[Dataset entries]
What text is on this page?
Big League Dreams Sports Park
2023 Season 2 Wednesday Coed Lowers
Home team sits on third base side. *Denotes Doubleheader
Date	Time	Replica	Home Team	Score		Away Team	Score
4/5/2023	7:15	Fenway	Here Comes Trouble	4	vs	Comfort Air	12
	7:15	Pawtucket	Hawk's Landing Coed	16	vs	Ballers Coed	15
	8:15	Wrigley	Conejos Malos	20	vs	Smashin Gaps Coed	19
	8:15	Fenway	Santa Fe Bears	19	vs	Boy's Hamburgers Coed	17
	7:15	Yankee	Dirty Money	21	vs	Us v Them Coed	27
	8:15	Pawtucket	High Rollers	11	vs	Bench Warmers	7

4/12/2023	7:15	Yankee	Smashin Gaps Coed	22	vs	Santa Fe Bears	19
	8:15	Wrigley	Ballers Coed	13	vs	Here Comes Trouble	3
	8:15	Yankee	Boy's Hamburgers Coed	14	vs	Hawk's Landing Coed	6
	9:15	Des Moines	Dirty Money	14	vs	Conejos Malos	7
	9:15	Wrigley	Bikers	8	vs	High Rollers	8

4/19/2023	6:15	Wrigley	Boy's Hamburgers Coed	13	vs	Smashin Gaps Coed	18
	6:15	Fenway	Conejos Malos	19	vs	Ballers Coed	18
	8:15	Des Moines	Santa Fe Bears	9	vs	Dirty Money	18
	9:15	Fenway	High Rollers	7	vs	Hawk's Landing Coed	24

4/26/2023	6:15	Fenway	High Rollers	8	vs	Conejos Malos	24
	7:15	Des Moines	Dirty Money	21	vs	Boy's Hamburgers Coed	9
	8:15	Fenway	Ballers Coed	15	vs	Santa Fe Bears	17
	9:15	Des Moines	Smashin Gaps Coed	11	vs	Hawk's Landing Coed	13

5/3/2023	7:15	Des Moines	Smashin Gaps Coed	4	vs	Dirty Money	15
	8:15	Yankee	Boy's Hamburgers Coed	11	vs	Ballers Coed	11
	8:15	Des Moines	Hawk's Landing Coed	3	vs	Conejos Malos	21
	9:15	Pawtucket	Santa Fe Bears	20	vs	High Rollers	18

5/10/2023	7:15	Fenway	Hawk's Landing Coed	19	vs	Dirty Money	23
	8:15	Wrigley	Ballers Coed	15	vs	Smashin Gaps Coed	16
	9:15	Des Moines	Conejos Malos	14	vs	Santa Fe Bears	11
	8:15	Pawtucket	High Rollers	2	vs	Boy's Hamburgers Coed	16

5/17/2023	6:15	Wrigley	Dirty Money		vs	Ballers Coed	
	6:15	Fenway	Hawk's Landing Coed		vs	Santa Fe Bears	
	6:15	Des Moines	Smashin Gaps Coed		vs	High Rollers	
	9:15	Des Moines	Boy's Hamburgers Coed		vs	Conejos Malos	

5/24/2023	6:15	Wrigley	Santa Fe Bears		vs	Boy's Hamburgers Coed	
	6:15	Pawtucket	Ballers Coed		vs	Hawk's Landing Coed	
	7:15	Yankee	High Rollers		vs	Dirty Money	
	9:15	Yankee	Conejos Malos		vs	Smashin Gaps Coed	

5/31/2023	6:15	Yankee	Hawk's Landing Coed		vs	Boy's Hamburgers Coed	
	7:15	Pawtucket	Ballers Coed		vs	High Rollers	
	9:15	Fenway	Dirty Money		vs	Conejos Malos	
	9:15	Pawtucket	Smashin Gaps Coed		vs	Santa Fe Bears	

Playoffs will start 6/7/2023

Task statement -> Retype the listing above in full, with no alterations.

Result below ->
What text is on this page?
Big League Dreams Sports Park
2023 Season 2 Wednesday Coed Lowers
Home team sits on third base side. *Denotes Doubleheader
Date	Time	Replica	Home Team	Score		Away Team	Score
4/5/2023	7:15	Fenway	Here Comes Trouble	4	vs	Comfort Air	12
	7:15	Pawtucket	Hawk's Landing Coed	16	vs	Ballers Coed	15
	8:15	Wrigley	Conejos Malos	20	vs	Smashin Gaps Coed	19
	8:15	Fenway	Santa Fe Bears	19	vs	Boy's Hamburgers Coed	17
	7:15	Yankee	Dirty Money	21	vs	Us v Them Coed	27
	8:15	Pawtucket	High Rollers	11	vs	Bench Warmers	7

4/12/2023	7:15	Yankee	Smashin Gaps Coed	22	vs	Santa Fe Bears	19
	8:15	Wrigley	Ballers Coed	13	vs	Here Comes Trouble	3
	8:15	Yankee	Boy's Hamburgers Coed	14	vs	Hawk's Landing Coed	6
	9:15	Des Moines	Dirty Money	14	vs	Conejos Malos	7
	9:15	Wrigley	Bikers	8	vs	High Rollers	8

4/19/2023	6:15	Wrigley	Boy's Hamburgers Coed	13	vs	Smashin Gaps Coed	18
	6:15	Fenway	Conejos Malos	19	vs	Ballers Coed	18
	8:15	Des Moines	Santa Fe Bears	9	vs	Dirty Money	18
	9:15	Fenway	High Rollers	7	vs	Hawk's Landing Coed	24

4/26/2023	6:15	Fenway	High Rollers	8	vs	Conejos Malos	24
	7:15	Des Moines	Dirty Money	21	vs	Boy's Hamburgers Coed	9
	8:15	Fenway	Ballers Coed	15	vs	Santa Fe Bears	17
	9:15	Des Moines	Smashin Gaps Coed	11	vs	Hawk's Landing Coed	13

5/3/2023	7:15	Des Moines	Smashin Gaps Coed	4	vs	Dirty Money	15
	8:15	Yankee	Boy's Hamburgers Coed	11	vs	Ballers Coed	11
	8:15	Des Moines	Hawk's Landing Coed	3	vs	Conejos Malos	21
	9:15	Pawtucket	Santa Fe Bears	20	vs	High Rollers	18

5/10/2023	7:15	Fenway	Hawk's Landing Coed	19	vs	Dirty Money	23
	8:15	Wrigley	Ballers Coed	15	vs	Smashin Gaps Coed	16
	9:15	Des Moines	Conejos Malos	14	vs	Santa Fe Bears	11
	8:15	Pawtucket	High Rollers	2	vs	Boy's Hamburgers Coed	16

5/17/2023	6:15	Wrigley	Dirty Money		vs	Ballers Coed	
	6:15	Fenway	Hawk's Landing Coed		vs	Santa Fe Bears	
	6:15	Des Moines	Smashin Gaps Coed		vs	High Rollers	
	9:15	Des Moines	Boy's Hamburgers Coed		vs	Conejos Malos	

5/24/2023	6:15	Wrigley	Santa Fe Bears		vs	Boy's Hamburgers Coed	
	6:15	Pawtucket	Ballers Coed		vs	Hawk's Landing Coed	
	7:15	Yankee	High Rollers		vs	Dirty Money	
	9:15	Yankee	Conejos Malos		vs	Smashin Gaps Coed	

5/31/2023	6:15	Yankee	Hawk's Landing Coed		vs	Boy's Hamburgers Coed	
	7:15	Pawtucket	Ballers Coed		vs	High Rollers	
	9:15	Fenway	Dirty Money		vs	Conejos Malos	
	9:15	Pawtucket	Smashin Gaps Coed		vs	Santa Fe Bears	

Playoffs will start 6/7/2023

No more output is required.